▸ Objective: Please give the data below again in full, exactly as it stands.

▸ Stored records:

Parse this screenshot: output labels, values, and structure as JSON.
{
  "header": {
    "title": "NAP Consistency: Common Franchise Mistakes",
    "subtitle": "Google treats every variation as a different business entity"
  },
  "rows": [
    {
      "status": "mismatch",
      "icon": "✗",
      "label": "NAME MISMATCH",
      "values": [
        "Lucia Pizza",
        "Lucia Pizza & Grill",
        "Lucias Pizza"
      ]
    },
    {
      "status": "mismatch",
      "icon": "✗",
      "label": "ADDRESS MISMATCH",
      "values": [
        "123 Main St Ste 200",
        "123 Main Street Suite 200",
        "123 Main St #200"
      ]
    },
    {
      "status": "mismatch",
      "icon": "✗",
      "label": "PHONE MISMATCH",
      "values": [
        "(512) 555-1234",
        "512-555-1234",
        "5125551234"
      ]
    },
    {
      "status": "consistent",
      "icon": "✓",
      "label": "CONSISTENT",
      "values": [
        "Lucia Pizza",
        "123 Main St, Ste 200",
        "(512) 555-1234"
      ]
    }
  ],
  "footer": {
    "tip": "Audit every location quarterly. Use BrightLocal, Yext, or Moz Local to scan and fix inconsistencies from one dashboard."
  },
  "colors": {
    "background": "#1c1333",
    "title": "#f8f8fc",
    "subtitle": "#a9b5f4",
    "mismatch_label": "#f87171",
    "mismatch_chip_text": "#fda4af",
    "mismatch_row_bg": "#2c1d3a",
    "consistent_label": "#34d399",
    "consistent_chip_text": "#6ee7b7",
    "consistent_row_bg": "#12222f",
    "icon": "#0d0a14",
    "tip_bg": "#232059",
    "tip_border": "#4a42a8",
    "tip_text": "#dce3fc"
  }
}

▸ Result:
Parse this screenshot: output labels, values, and structure as JSON.
{
  "header": {
    "title": "NAP Consistency: Common Franchise Mistakes",
    "subtitle": "Google treats every variation as a different business entity"
  },
  "rows": [
    {
      "status": "mismatch",
      "icon": "✗",
      "label": "NAME MISMATCH",
      "values": [
        "Lucia Pizza",
        "Lucia Pizza & Grill",
        "Lucias Pizza"
      ]
    },
    {
      "status": "mismatch",
      "icon": "✗",
      "label": "ADDRESS MISMATCH",
      "values": [
        "123 Main St Ste 200",
        "123 Main Street Suite 200",
        "123 Main St #200"
      ]
    },
    {
      "status": "mismatch",
      "icon": "✗",
      "label": "PHONE MISMATCH",
      "values": [
        "(512) 555-1234",
        "512-555-1234",
        "5125551234"
      ]
    },
    {
      "status": "consistent",
      "icon": "✓",
      "label": "CONSISTENT",
      "values": [
        "Lucia Pizza",
        "123 Main St, Ste 200",
        "(512) 555-1234"
      ]
    }
  ],
  "footer": {
    "tip": "Audit every location quarterly. Use BrightLocal, Yext, or Moz Local to scan and fix inconsistencies from one dashboard."
  },
  "colors": {
    "background": "#1c1333",
    "title": "#f8f8fc",
    "subtitle": "#a9b5f4",
    "mismatch_label": "#f87171",
    "mismatch_chip_text": "#fda4af",
    "mismatch_row_bg": "#2c1d3a",
    "consistent_label": "#34d399",
    "consistent_chip_text": "#6ee7b7",
    "consistent_row_bg": "#12222f",
    "icon": "#0d0a14",
    "tip_bg": "#232059",
    "tip_border": "#4a42a8",
    "tip_text": "#dce3fc"
  }
}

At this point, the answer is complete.